--- Trecho da página ---

### Descrição - Modelo Time Dependent (ETS/ARIMA/SARIMA)

Separa todo o conjunto de dados fornecidos ``train.csv`` para divider em treinamento e teste. Utiliza modelos **ETS** e **ARIMA** para regressão temporal e forecasting


### Libraries

In [None]:
from warnings import simplefilter
import matplotlib.pyplot as plt
import pandas as pd
import numpy as np
import itertools
from random import sample
import statsmodels.api as sm
from sklearn.linear_model import LinearRegression
from sklearn.model_selection import train_test_split
from statsmodels.tsa.seasonal import seasonal_decompose
from statsmodels.tsa.statespace.sarimax import SARIMAX
from statsmodels.tsa.arima.model import ARIMA
from statsmodels.tsa.stattools import adfuller
from statsmodels.graphics.tsaplots import plot_acf, plot_pacf
from statsmodels.tsa.api import ExponentialSmoothing
from statsmodels.tsa.deterministic import CalendarFourier, DeterministicProcess
from xgboost import XGBRegressor

simplefilter("ignore")

In [None]:
# Set Matplotlib defaults
plt.style.use("seaborn-whitegrid")
plt.rc(
    "figure",
    autolayout=True,
    figsize=(10, 6),
    titlesize=18,
    titleweight='bold'
    )
plt.rc(
    "axes",
    labelweight="bold",
    labelsize="large",
    titleweight="bold",
    titlesize=16,
    titlepad=10,
    )
plot_params = dict(
    color="0.75",
    style=".-",
    markeredgecolor="0.25",
    markerfacecolor="0.25",
    )


### Import dataset

In [None]:
cols = ["cfips", "microbusiness_density", "active"]
train_df = pd.read_csv('./files/train.csv',
                      usecols=["first_day_of_month"] + cols,
                      parse_dates=['first_day_of_month'],
                      index_col='first_day_of_month',
                      ).to_period('D').reindex(columns=cols)

--- Informações extraídas ---

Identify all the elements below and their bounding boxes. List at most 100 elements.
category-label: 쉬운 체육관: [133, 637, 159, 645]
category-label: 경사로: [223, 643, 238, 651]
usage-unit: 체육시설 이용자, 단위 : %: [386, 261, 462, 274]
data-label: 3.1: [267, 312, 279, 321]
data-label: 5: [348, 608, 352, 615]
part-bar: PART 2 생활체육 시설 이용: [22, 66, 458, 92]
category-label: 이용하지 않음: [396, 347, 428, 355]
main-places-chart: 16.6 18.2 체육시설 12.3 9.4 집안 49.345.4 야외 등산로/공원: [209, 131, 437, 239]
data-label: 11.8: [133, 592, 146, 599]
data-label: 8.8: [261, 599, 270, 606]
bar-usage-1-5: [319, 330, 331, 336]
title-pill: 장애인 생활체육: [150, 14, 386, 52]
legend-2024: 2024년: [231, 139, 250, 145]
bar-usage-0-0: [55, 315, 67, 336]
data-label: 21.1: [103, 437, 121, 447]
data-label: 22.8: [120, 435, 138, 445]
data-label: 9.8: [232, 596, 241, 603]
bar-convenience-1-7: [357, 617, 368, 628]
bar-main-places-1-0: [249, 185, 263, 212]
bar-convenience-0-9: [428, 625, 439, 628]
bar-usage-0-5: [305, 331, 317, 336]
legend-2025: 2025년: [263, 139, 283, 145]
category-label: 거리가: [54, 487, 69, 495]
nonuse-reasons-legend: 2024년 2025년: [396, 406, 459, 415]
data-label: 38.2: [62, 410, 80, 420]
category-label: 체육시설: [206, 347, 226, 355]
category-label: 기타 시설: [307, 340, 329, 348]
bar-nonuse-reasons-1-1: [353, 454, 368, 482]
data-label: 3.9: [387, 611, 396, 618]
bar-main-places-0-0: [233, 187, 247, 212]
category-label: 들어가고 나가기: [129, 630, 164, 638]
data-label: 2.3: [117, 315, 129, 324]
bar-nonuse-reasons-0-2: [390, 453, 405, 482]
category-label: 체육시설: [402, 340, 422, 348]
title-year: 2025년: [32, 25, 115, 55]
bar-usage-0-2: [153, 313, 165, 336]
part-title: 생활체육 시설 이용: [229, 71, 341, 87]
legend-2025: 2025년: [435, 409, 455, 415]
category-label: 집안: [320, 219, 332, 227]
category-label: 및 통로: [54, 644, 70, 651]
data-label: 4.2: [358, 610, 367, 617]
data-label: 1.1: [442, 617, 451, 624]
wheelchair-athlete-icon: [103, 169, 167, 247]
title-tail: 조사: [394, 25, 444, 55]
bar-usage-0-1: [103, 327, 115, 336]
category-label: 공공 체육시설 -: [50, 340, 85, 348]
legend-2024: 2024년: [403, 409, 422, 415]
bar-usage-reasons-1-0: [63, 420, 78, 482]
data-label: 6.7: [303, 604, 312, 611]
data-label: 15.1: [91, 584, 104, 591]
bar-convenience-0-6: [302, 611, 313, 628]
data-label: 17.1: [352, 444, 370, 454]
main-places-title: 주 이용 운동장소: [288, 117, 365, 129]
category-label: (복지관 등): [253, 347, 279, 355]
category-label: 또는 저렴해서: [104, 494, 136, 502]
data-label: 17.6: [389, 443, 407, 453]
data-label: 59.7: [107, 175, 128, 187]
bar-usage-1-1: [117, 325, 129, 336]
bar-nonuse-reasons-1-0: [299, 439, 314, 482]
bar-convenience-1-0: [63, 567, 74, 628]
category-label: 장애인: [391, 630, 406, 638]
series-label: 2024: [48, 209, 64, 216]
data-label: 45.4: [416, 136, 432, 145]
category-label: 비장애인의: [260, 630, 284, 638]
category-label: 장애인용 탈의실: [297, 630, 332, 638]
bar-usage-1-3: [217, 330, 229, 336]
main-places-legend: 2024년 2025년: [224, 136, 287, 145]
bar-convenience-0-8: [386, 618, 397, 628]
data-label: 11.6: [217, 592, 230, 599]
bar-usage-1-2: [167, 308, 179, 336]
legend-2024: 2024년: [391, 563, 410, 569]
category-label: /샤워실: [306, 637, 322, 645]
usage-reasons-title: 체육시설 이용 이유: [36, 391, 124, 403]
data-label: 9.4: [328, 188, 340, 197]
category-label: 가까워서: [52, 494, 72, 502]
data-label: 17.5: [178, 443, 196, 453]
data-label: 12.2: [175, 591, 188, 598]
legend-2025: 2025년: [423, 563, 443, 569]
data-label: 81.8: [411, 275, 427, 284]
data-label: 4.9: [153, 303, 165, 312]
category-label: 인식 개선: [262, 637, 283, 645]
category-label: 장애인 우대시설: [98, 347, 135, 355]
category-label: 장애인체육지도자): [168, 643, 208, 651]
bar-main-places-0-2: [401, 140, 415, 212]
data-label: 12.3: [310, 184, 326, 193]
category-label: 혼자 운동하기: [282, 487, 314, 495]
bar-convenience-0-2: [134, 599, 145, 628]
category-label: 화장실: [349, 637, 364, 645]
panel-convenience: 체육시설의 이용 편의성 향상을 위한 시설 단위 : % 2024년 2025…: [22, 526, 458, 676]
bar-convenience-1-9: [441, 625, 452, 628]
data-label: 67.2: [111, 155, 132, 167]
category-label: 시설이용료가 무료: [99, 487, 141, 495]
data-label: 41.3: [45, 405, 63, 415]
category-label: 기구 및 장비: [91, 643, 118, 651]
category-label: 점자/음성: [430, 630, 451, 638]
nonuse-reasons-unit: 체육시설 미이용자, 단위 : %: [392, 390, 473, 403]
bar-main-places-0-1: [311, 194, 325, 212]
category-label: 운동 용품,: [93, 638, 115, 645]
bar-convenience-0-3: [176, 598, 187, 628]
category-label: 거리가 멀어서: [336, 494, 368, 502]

---

*Tarefas obrigatórias*.
a. No trecho sobre modelos ETS e ARIMA, reescreva de forma mais curta o parágrafo que começa com "Separa todo o conjunto", mantendo os fatos principais.
b. Forneça a continuação do trecho sobre previsão com modelos ETS e ARIMA, a partir do ponto em que ele termina.

*Respostas por tarefa*.
a. Divide os dados de ``train.csv`` em treinamento e teste e aplica modelos ETS e ARIMA para regressão temporal e forecasting.

b.
train_df.index.names = ['Month']
# retail = pd.concat({'Sales': retail}, names=[None, 'Industries'], axis=1)
train_df = train_df.drop("active", axis=1)

print(train_df.info())
train_df.head()

### Trend model

#### Pivoted dataframe

In [None]:
# make pivot, setting date by index and cfips in columns
train_pivoted = train_df.pivot_table(index='Month', columns='cfips', values='microbusiness_density')
train_pivoted.head()

#### Train/Test split

In [None]:
# divide em treino e teste
X_train = train_pivoted.copy()
X_test = train_pivoted.iloc[-4:, :]
X_train.index = X_train.index.to_timestamp()
# X_train.info()

#### SMAPE

In [None]:
# calculate SMAPE between forecasts and actual values
def smape_error(y_pred, y_true):
    numerator = 2 * np.abs(y_true.values - y_pred.values)
    denominator = np.abs(y_pred.values) + np.abs(y_true.values)
    
    df = pd.DataFrame(index=range(max(numerator.shape)), columns=["Numerator", "Denominator"])
    df["Numerator"] = numerator.T
    df["Denominator"] = denominator.T
    
    df = df[df["Denominator"] != 0.0]   # Drop rows where column "Denominator" is equal to 0

    return 100 * np.mean(df["Numerator"].values/df["Denominator"].values)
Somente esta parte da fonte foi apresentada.